┌──

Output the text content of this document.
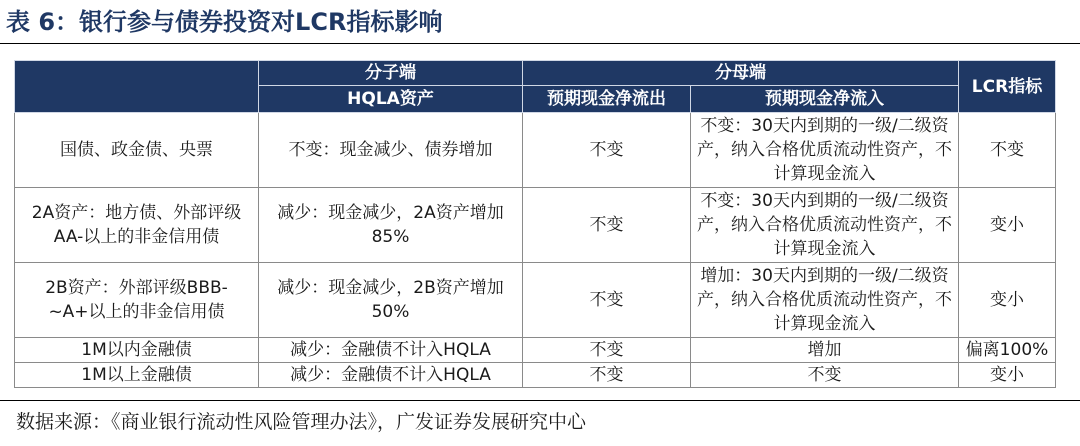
表 6：银行参与债券投资对LCR指标影响
	分子端	分母端		LCR指标
	HQLA资产	预期现金净流出	预期现金净流入	
国债、政金债、央票	不变：现金减少、债券增加	不变	不变：30天内到期的一级/二级资产，纳入合格优质流动性资产，不计算现金流入	不变
2A资产：地方债、外部评级AA-以上的非金信用债	减少：现金减少，2A资产增加85%	不变	不变：30天内到期的一级/二级资产，纳入合格优质流动性资产，不计算现金流入	变小
2B资产：外部评级BBB-~A+以上的非金信用债	减少：现金减少，2B资产增加50%	不变	增加：30天内到期的一级/二级资产，纳入合格优质流动性资产，不计算现金流入	变小
1M以内金融债	减少：金融债不计入HQLA	不变	增加	偏离100%
1M以上金融债	减少：金融债不计入HQLA	不变	不变	变小
数据来源：《商业银行流动性风险管理办法》，广发证券发展研究中心
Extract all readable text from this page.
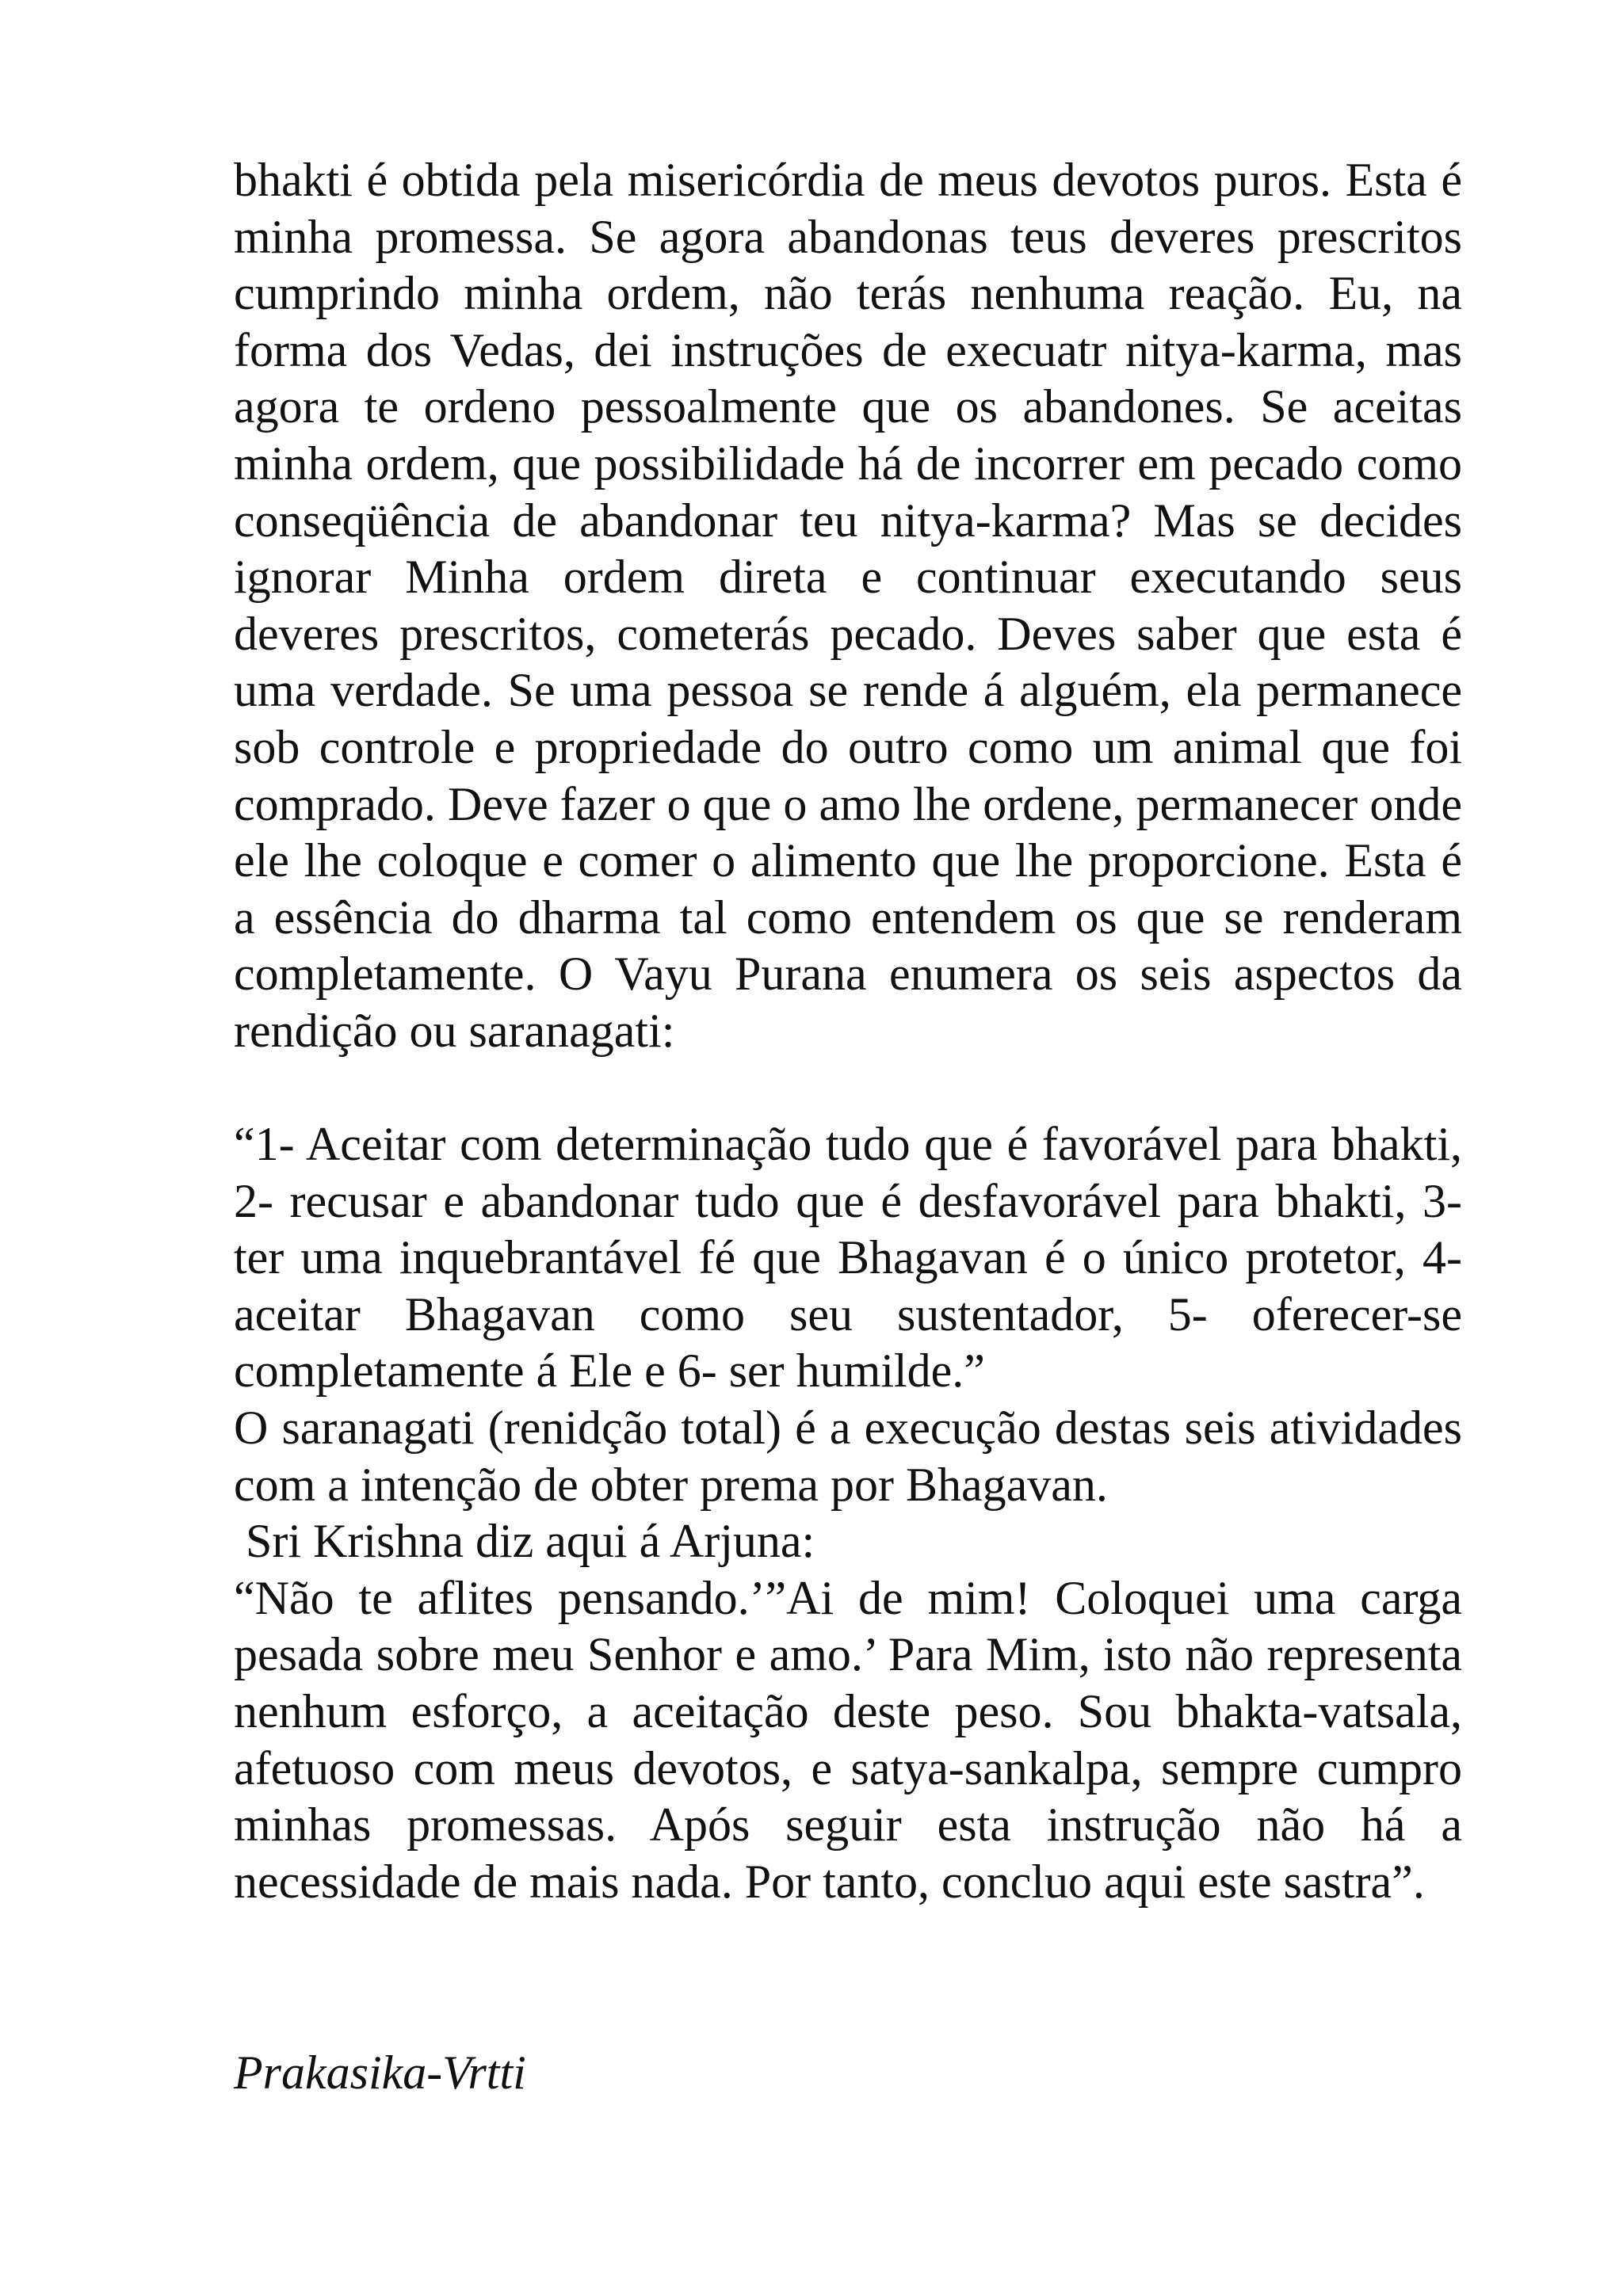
bhakti é obtida pela misericórdia de meus devotos puros. Esta é minha promessa. Se agora abandonas teus deveres prescritos cumprindo minha ordem, não terás nenhuma reação. Eu, na forma dos Vedas, dei instruções de execuatr nitya-karma, mas agora te ordeno pessoalmente que os abandones. Se aceitas minha ordem, que possibilidade há de incorrer em pecado como conseqüência de abandonar teu nitya-karma? Mas se decides ignorar Minha ordem direta e continuar executando seus deveres prescritos, cometerás pecado. Deves saber que esta é uma verdade. Se uma pessoa se rende á alguém, ela permanece sob controle e propriedade do outro como um animal que foi comprado. Deve fazer o que o amo lhe ordene, permanecer onde ele lhe coloque e comer o alimento que lhe proporcione. Esta é a essência do dharma tal como entendem os que se renderam completamente. O Vayu Purana enumera os seis aspectos da rendição ou saranagati:

“1- Aceitar com determinação tudo que é favorável para bhakti, 2- recusar e abandonar tudo que é desfavorável para bhakti, 3- ter uma inquebrantável fé que Bhagavan é o único protetor, 4- aceitar Bhagavan como seu sustentador, 5- oferecer-se completamente á Ele e 6- ser humilde.”

O saranagati (renidção total) é a execução destas seis atividades com a intenção de obter prema por Bhagavan.

Sri Krishna diz aqui á Arjuna:

“Não te aflites pensando.’”Ai de mim! Coloquei uma carga pesada sobre meu Senhor e amo.’ Para Mim, isto não representa nenhum esforço, a aceitação deste peso. Sou bhakta-vatsala, afetuoso com meus devotos, e satya-sankalpa, sempre cumpro minhas promessas. Após seguir esta instrução não há a necessidade de mais nada. Por tanto, concluo aqui este sastra”.

Prakasika-Vrtti
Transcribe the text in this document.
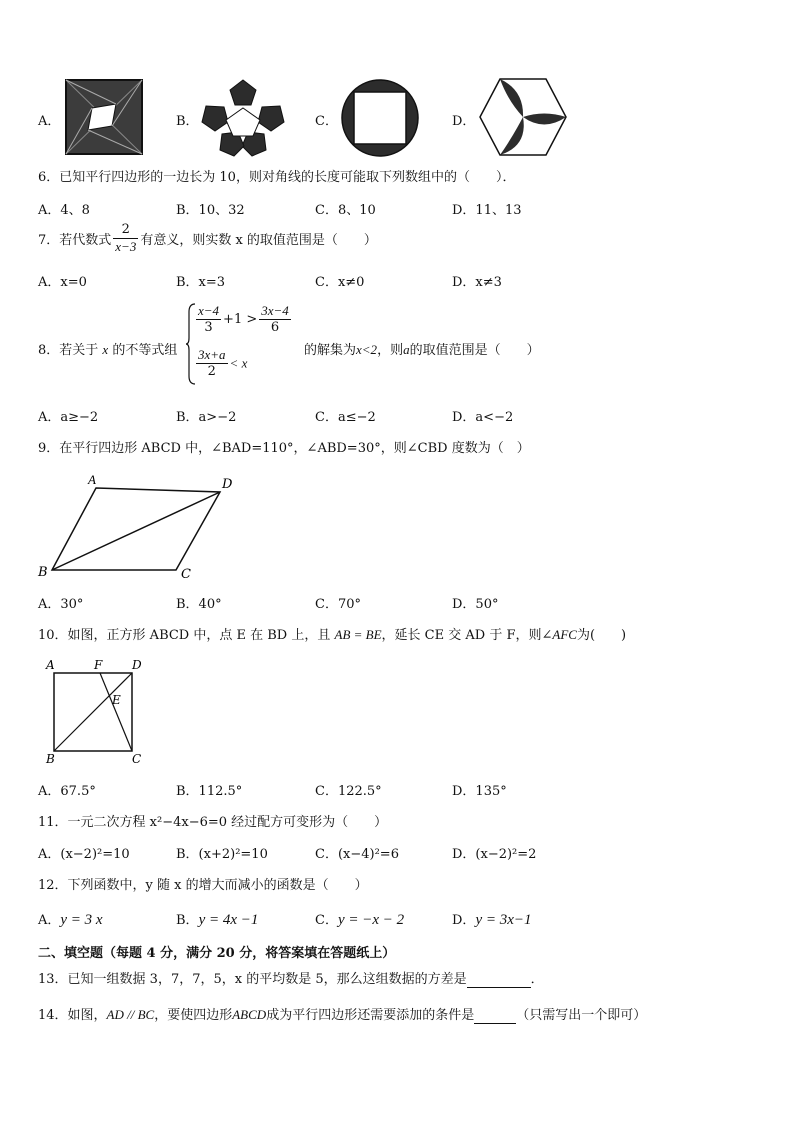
A．	B．	C．	D．
6．已知平行四边形的一边长为 10，则对角线的长度可能取下列数组中的（　　）．
A．4、8	B．10、32	C．8、10	D．11、13
7．若代数式 $\frac{2}{x-3}$ 有意义，则实数 x 的取值范围是（　　）
A．x=0	B．x=3	C．x≠0	D．x≠3
8．若关于 x 的不等式组
$\frac{x-4}{3} +1 > \frac{3x-4}{6}$
$\frac{3x+a}{2} < x$
的解集为x<2，则a的取值范围是（　　）
A．a≥−2	B．a>−2	C．a≤−2	D．a<−2
9．在平行四边形 ABCD 中，∠BAD=110°，∠ABD=30°，则∠CBD 度数为（　）
A	D
B	C
A．30°	B．40°	C．70°	D．50°
10．如图，正方形 ABCD 中，点 E 在 BD 上，且 AB = BE，延长 CE 交 AD 于 F，则∠AFC为(　　)
A	F D
E
B	C
A．67.5°	B．112.5°	C．122.5°	D．135°
11．一元二次方程 x²−4x−6=0 经过配方可变形为（　　）
A．(x−2)²=10	B．(x+2)²=10	C．(x−4)²=6	D．(x−2)²=2
12．下列函数中，y 随 x 的增大而减小的函数是（　　）
A．y = 3 x	B．y = 4x −1	C．y = −x − 2	D．y = 3x−1
二、填空题（每题 4 分，满分 20 分，将答案填在答题纸上）
13．已知一组数据 3，7，7，5，x 的平均数是 5，那么这组数据的方差是	．
14．如图，AD // BC，要使四边形ABCD成为平行四边形还需要添加的条件是	（只需写出一个即可）
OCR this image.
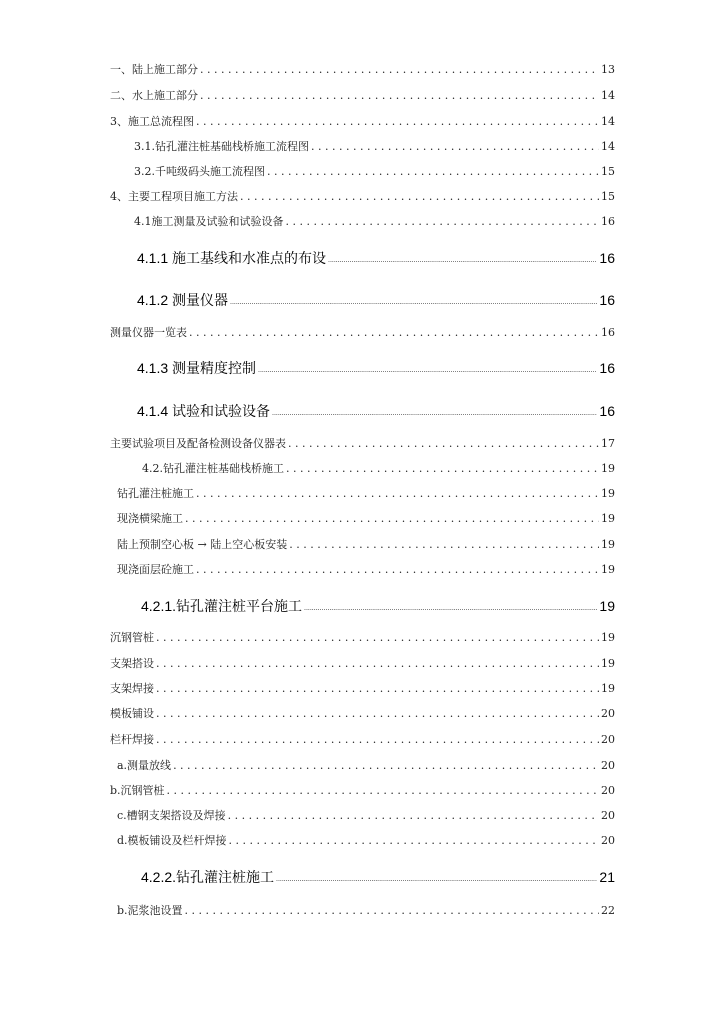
一、陆上施工部分 . . .	13
二、水上施工部分 . . .	14
3、施工总流程图 . . .	14
3.1.钻孔灌注桩基础栈桥施工流程图 . . .	14
3.2.千吨级码头施工流程图 . . .	15
4、主要工程项目施工方法 . . .	15
4.1施工测量及试验和试验设备 . . .	16
4.1.1 施工基线和水准点的布设 .....	16
4.1.2 测量仪器 .....	16
测量仪器一览表 . . .	16
4.1.3 测量精度控制 .....	16
4.1.4 试验和试验设备 .....	16
主要试验项目及配备检测设备仪器表 . . .	17
4.2.钻孔灌注桩基础栈桥施工 . . .	19
钻孔灌注桩施工 . . .	19
现浇横梁施工 . . .	19
陆上预制空心板 → 陆上空心板安装 . . .	19
现浇面层砼施工 . . .	19
4.2.1.钻孔灌注桩平台施工 .....	19
沉钢管桩 . . .	19
支架搭设 . . .	19
支架焊接 . . .	19
模板铺设 . . .	20
栏杆焊接 . . .	20
a.测量放线 . . .	20
b.沉钢管桩 . . .	20
c.槽钢支架搭设及焊接 . . .	20
d.模板铺设及栏杆焊接 . . .	20
4.2.2.钻孔灌注桩施工 .....	21
b.泥浆池设置 . . .	22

└──

Repeat each record exactly, with the pictures left out.

Output the text content of this document.
表 6：银行参与债券投资对LCR指标影响
	分子端	分母端		LCR指标
	HQLA资产	预期现金净流出	预期现金净流入	
国债、政金债、央票	不变：现金减少、债券增加	不变	不变：30天内到期的一级/二级资产，纳入合格优质流动性资产，不计算现金流入	不变
2A资产：地方债、外部评级AA-以上的非金信用债	减少：现金减少，2A资产增加85%	不变	不变：30天内到期的一级/二级资产，纳入合格优质流动性资产，不计算现金流入	变小
2B资产：外部评级BBB-~A+以上的非金信用债	减少：现金减少，2B资产增加50%	不变	增加：30天内到期的一级/二级资产，纳入合格优质流动性资产，不计算现金流入	变小
1M以内金融债	减少：金融债不计入HQLA	不变	增加	偏离100%
1M以上金融债	减少：金融债不计入HQLA	不变	不变	变小
数据来源：《商业银行流动性风险管理办法》，广发证券发展研究中心
Extract all readable text from this page.
bhakti é obtida pela misericórdia de meus devotos puros. Esta é minha promessa. Se agora abandonas teus deveres prescritos cumprindo minha ordem, não terás nenhuma reação. Eu, na forma dos Vedas, dei instruções de execuatr nitya-karma, mas agora te ordeno pessoalmente que os abandones. Se aceitas minha ordem, que possibilidade há de incorrer em pecado como conseqüência de abandonar teu nitya-karma? Mas se decides ignorar Minha ordem direta e continuar executando seus deveres prescritos, cometerás pecado. Deves saber que esta é uma verdade. Se uma pessoa se rende á alguém, ela permanece sob controle e propriedade do outro como um animal que foi comprado. Deve fazer o que o amo lhe ordene, permanecer onde ele lhe coloque e comer o alimento que lhe proporcione. Esta é a essência do dharma tal como entendem os que se renderam completamente. O Vayu Purana enumera os seis aspectos da rendição ou saranagati:

“1- Aceitar com determinação tudo que é favorável para bhakti, 2- recusar e abandonar tudo que é desfavorável para bhakti, 3- ter uma inquebrantável fé que Bhagavan é o único protetor, 4- aceitar Bhagavan como seu sustentador, 5- oferecer-se completamente á Ele e 6- ser humilde.”

O saranagati (renidção total) é a execução destas seis atividades com a intenção de obter prema por Bhagavan.

Sri Krishna diz aqui á Arjuna:

“Não te aflites pensando.’”Ai de mim! Coloquei uma carga pesada sobre meu Senhor e amo.’ Para Mim, isto não representa nenhum esforço, a aceitação deste peso. Sou bhakta-vatsala, afetuoso com meus devotos, e satya-sankalpa, sempre cumpro minhas promessas. Após seguir esta instrução não há a necessidade de mais nada. Por tanto, concluo aqui este sastra”.

Prakasika-Vrtti
Transcribe the text in this document.
A．	B．	C．	D．
6．已知平行四边形的一边长为 10，则对角线的长度可能取下列数组中的（　　）．
A．4、8	B．10、32	C．8、10	D．11、13
7．若代数式 $\frac{2}{x-3}$ 有意义，则实数 x 的取值范围是（　　）
A．x=0	B．x=3	C．x≠0	D．x≠3
8．若关于 x 的不等式组
$\frac{x-4}{3} +1 > \frac{3x-4}{6}$
$\frac{3x+a}{2} < x$
的解集为x<2，则a的取值范围是（　　）
A．a≥−2	B．a>−2	C．a≤−2	D．a<−2
9．在平行四边形 ABCD 中，∠BAD=110°，∠ABD=30°，则∠CBD 度数为（　）
A	D
B	C
A．30°	B．40°	C．70°	D．50°
10．如图，正方形 ABCD 中，点 E 在 BD 上，且 AB = BE，延长 CE 交 AD 于 F，则∠AFC为(　　)
A	F D
E
B	C
A．67.5°	B．112.5°	C．122.5°	D．135°
11．一元二次方程 x²−4x−6=0 经过配方可变形为（　　）
A．(x−2)²=10	B．(x+2)²=10	C．(x−4)²=6	D．(x−2)²=2
12．下列函数中，y 随 x 的增大而减小的函数是（　　）
A．y = 3 x	B．y = 4x −1	C．y = −x − 2	D．y = 3x−1
二、填空题（每题 4 分，满分 20 分，将答案填在答题纸上）
13．已知一组数据 3，7，7，5，x 的平均数是 5，那么这组数据的方差是	．
14．如图，AD // BC，要使四边形ABCD成为平行四边形还需要添加的条件是	（只需写出一个即可）
OCR this image.
一、陆上施工部分 . . .	13
二、水上施工部分 . . .	14
3、施工总流程图 . . .	14
3.1.钻孔灌注桩基础栈桥施工流程图 . . .	14
3.2.千吨级码头施工流程图 . . .	15
4、主要工程项目施工方法 . . .	15
4.1施工测量及试验和试验设备 . . .	16
4.1.1 施工基线和水准点的布设 .....	16
4.1.2 测量仪器 .....	16
测量仪器一览表 . . .	16
4.1.3 测量精度控制 .....	16
4.1.4 试验和试验设备 .....	16
主要试验项目及配备检测设备仪器表 . . .	17
4.2.钻孔灌注桩基础栈桥施工 . . .	19
钻孔灌注桩施工 . . .	19
现浇横梁施工 . . .	19
陆上预制空心板 → 陆上空心板安装 . . .	19
现浇面层砼施工 . . .	19
4.2.1.钻孔灌注桩平台施工 .....	19
沉钢管桩 . . .	19
支架搭设 . . .	19
支架焊接 . . .	19
模板铺设 . . .	20
栏杆焊接 . . .	20
a.测量放线 . . .	20
b.沉钢管桩 . . .	20
c.槽钢支架搭设及焊接 . . .	20
d.模板铺设及栏杆焊接 . . .	20
4.2.2.钻孔灌注桩施工 .....	21
b.泥浆池设置 . . .	22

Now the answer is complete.